◆ **EXERCISE DIRECTIONS**:
Pick out each line containing the string "همراه" and copy it.

◆ **WORKING DATA**:
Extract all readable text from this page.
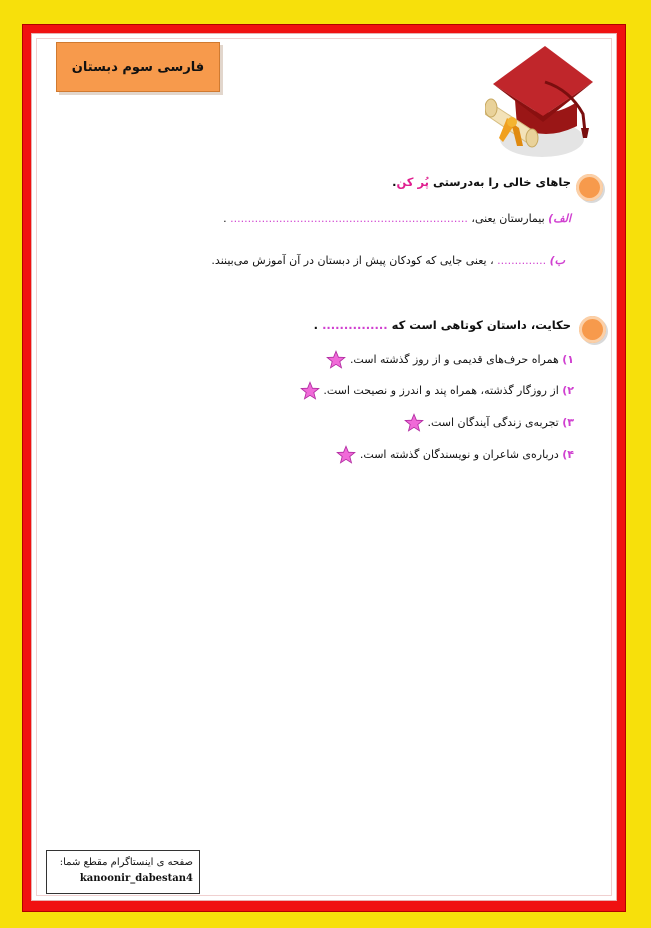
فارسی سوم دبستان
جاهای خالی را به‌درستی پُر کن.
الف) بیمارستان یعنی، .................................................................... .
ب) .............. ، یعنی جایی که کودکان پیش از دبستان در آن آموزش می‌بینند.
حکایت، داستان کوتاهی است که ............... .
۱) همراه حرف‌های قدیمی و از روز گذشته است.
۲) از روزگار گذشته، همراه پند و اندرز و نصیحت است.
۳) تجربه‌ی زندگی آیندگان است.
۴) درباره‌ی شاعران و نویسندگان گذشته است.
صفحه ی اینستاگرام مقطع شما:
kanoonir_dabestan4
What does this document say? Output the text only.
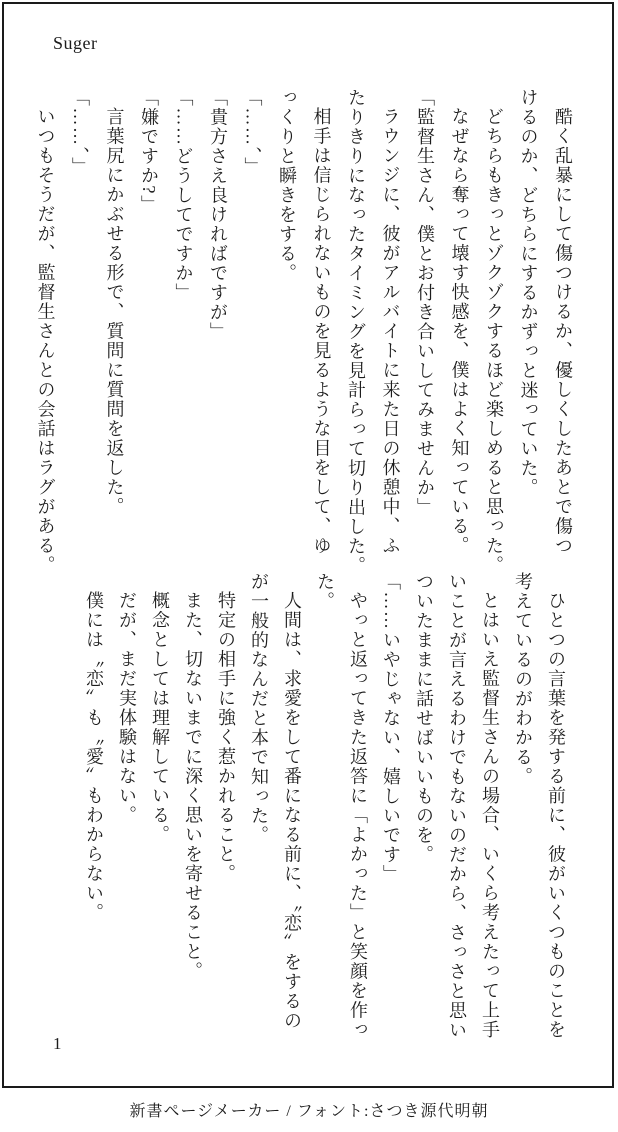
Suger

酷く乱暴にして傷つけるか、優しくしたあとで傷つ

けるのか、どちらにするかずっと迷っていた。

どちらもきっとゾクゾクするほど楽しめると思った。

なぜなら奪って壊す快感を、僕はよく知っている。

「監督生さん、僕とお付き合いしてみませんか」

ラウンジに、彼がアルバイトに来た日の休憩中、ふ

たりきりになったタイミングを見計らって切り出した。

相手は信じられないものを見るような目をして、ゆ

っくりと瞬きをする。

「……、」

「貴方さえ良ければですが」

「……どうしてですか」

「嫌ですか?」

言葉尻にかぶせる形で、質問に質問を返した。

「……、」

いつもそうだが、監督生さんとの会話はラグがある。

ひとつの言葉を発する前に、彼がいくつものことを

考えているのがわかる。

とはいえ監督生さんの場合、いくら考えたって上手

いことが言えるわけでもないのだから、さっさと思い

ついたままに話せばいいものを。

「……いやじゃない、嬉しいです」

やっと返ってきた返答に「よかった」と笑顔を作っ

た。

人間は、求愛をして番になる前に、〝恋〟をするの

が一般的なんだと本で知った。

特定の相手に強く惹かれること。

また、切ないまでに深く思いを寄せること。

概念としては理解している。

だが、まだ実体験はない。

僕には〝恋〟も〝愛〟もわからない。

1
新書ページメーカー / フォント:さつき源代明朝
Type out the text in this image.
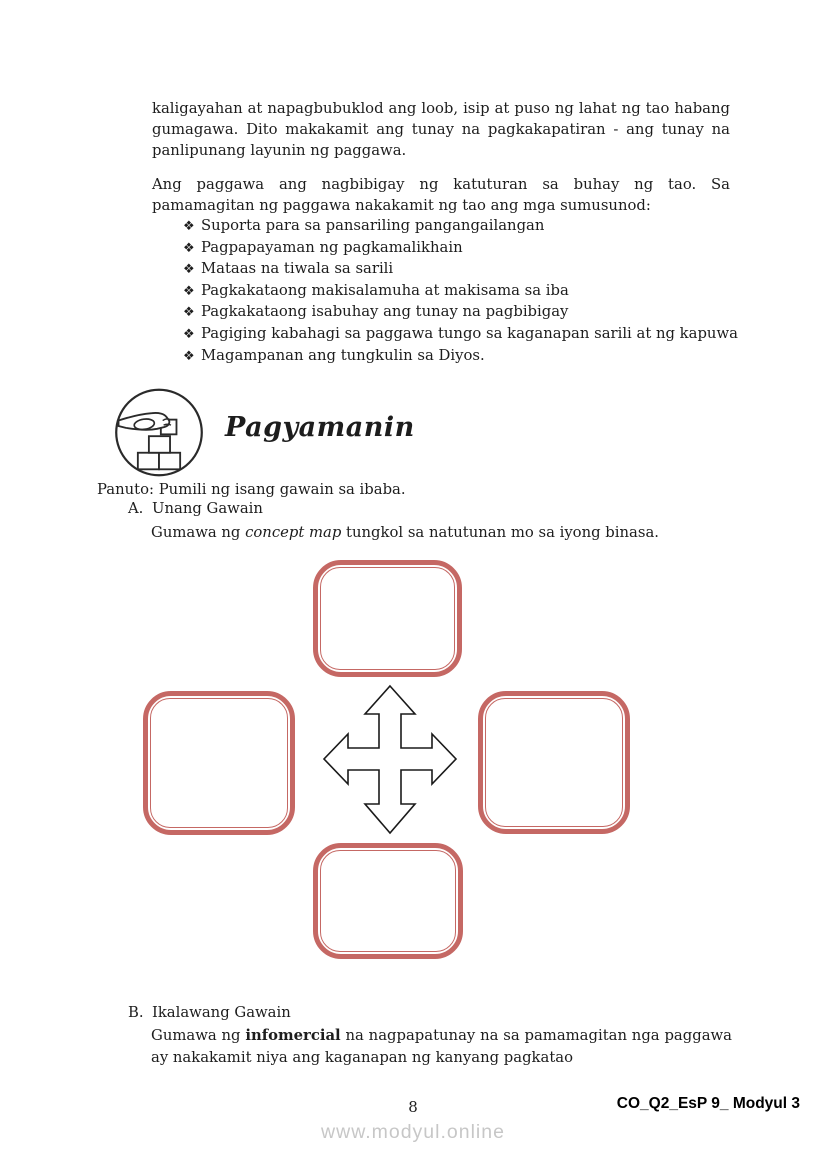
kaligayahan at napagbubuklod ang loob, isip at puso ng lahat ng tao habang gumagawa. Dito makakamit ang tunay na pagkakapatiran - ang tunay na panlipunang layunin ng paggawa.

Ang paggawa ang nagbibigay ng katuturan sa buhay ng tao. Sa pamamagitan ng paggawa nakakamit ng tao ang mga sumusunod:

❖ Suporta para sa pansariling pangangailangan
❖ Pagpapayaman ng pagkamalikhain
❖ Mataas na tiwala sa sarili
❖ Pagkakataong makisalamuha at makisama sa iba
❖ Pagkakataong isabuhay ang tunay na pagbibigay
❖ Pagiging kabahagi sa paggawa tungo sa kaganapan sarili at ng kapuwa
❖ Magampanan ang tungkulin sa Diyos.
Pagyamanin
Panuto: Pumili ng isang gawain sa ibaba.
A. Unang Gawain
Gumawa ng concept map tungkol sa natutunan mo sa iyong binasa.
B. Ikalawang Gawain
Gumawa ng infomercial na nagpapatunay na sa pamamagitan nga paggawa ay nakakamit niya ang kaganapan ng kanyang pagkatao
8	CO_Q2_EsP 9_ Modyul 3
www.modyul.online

* * *

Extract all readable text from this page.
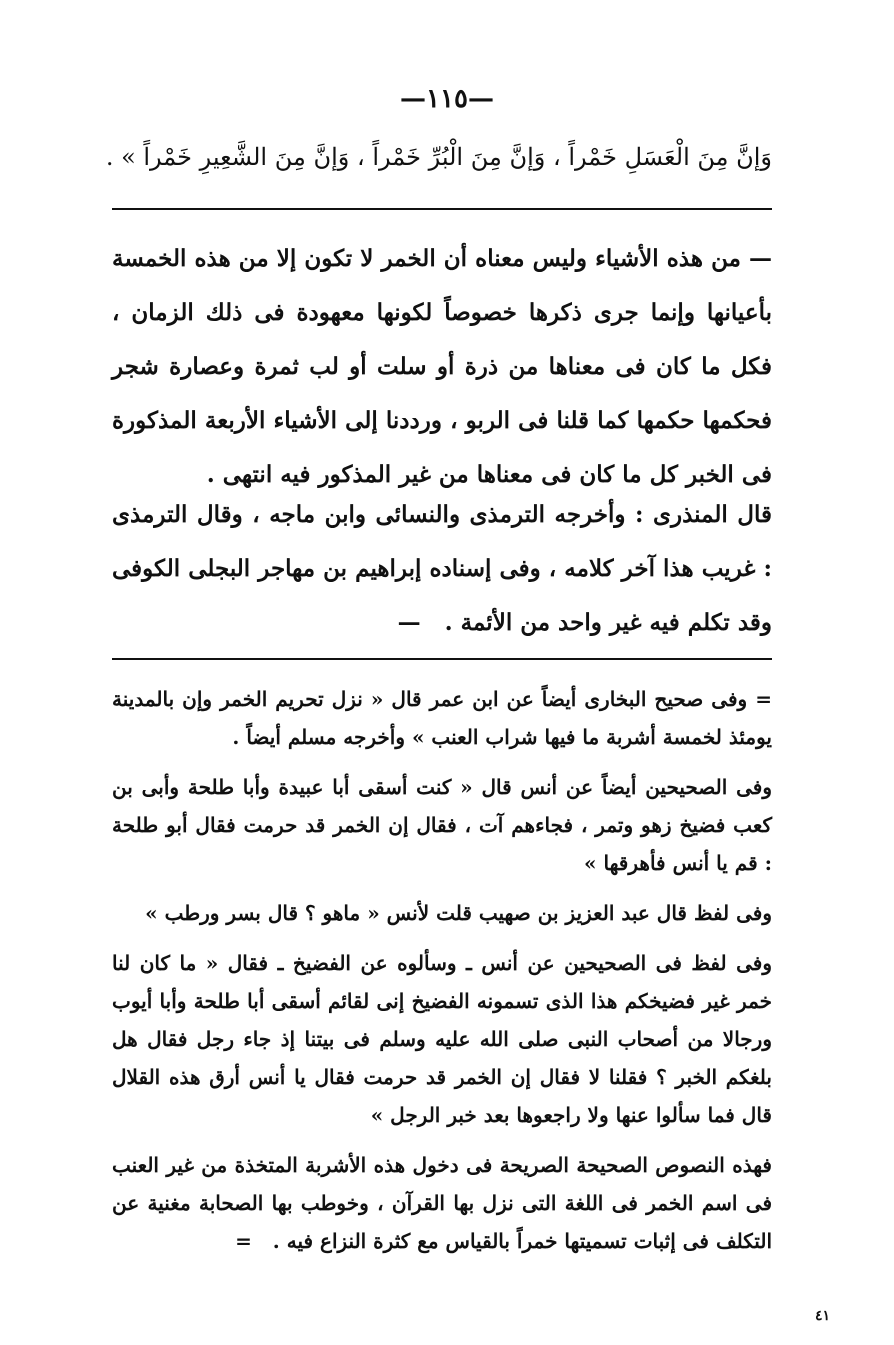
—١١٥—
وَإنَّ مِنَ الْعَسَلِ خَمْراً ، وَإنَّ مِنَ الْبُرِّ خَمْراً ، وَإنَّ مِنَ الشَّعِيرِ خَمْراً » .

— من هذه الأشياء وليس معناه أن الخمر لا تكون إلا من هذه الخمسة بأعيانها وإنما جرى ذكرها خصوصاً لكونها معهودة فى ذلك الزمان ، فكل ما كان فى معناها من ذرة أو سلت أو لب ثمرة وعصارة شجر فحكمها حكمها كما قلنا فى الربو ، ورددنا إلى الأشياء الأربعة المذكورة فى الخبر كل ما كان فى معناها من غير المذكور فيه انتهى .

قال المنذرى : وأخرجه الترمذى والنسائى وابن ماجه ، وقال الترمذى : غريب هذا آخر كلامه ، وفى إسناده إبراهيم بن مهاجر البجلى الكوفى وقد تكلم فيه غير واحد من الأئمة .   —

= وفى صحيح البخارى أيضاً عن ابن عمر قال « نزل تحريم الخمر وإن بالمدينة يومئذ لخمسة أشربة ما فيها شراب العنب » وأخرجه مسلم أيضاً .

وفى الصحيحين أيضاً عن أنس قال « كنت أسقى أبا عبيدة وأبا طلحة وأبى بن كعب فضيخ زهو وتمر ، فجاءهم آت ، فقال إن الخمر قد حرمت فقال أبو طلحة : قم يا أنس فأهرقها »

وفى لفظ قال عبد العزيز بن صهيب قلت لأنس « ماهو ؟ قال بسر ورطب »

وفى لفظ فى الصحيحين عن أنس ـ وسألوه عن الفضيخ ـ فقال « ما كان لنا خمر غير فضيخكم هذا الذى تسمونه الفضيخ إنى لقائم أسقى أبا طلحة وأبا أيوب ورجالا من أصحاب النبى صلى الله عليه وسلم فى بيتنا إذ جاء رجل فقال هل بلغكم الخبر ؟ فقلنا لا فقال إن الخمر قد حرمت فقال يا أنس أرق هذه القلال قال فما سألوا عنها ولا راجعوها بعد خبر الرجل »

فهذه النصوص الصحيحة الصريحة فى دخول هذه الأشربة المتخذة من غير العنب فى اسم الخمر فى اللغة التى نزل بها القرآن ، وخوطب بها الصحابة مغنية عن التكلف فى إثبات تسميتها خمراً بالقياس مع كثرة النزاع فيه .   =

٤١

...

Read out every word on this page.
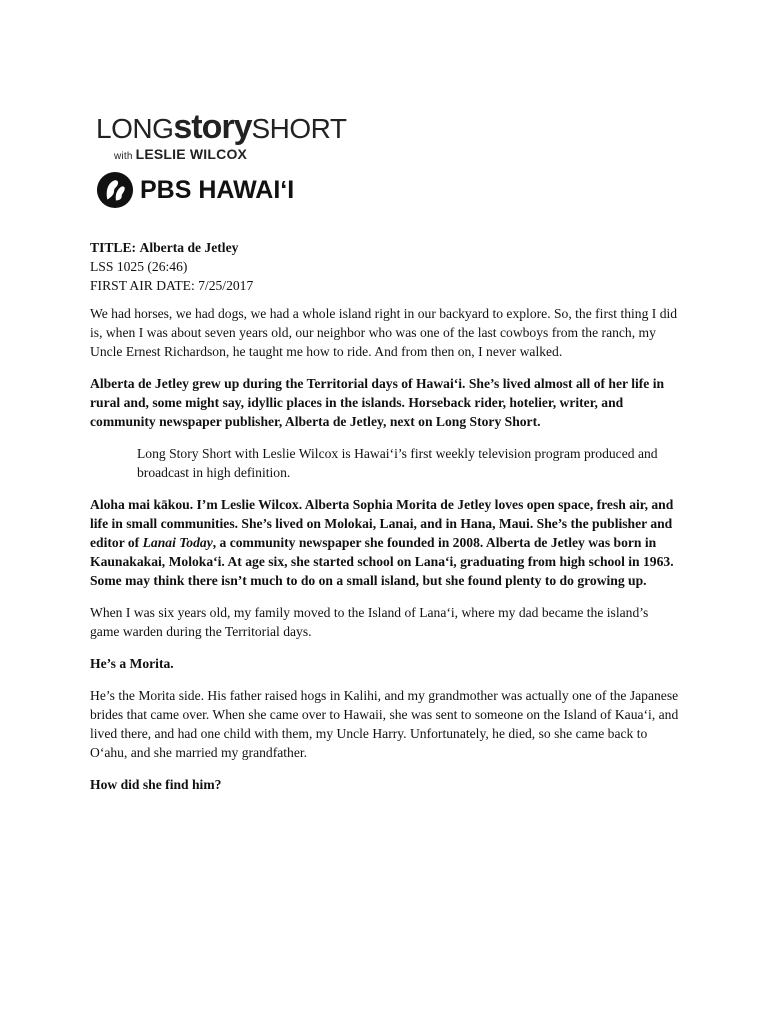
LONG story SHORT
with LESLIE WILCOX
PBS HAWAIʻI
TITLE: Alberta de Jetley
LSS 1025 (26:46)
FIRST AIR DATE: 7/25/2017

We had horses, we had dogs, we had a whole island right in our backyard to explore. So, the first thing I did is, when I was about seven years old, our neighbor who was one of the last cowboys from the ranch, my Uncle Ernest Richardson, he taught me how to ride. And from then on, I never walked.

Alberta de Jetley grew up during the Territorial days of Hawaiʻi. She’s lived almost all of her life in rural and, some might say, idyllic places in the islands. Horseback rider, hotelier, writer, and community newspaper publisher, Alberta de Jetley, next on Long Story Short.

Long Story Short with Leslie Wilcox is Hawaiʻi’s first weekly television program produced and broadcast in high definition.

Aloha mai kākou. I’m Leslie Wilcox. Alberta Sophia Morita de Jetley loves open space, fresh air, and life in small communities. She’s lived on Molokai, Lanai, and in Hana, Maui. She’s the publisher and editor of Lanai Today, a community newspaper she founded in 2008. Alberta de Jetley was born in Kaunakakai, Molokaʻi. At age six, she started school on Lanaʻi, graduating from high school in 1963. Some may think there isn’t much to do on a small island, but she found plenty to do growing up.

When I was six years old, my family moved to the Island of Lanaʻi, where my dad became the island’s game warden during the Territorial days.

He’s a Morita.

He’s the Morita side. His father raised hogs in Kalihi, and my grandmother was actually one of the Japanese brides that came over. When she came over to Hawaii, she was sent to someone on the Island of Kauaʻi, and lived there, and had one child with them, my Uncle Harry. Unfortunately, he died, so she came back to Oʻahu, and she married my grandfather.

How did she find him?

◆ **COMPLETED EXERCISE**:
۱) همراه حرف‌های قدیمی و از روز گذشته است.
۲) از روزگار گذشته، همراه پند و اندرز و نصیحت است.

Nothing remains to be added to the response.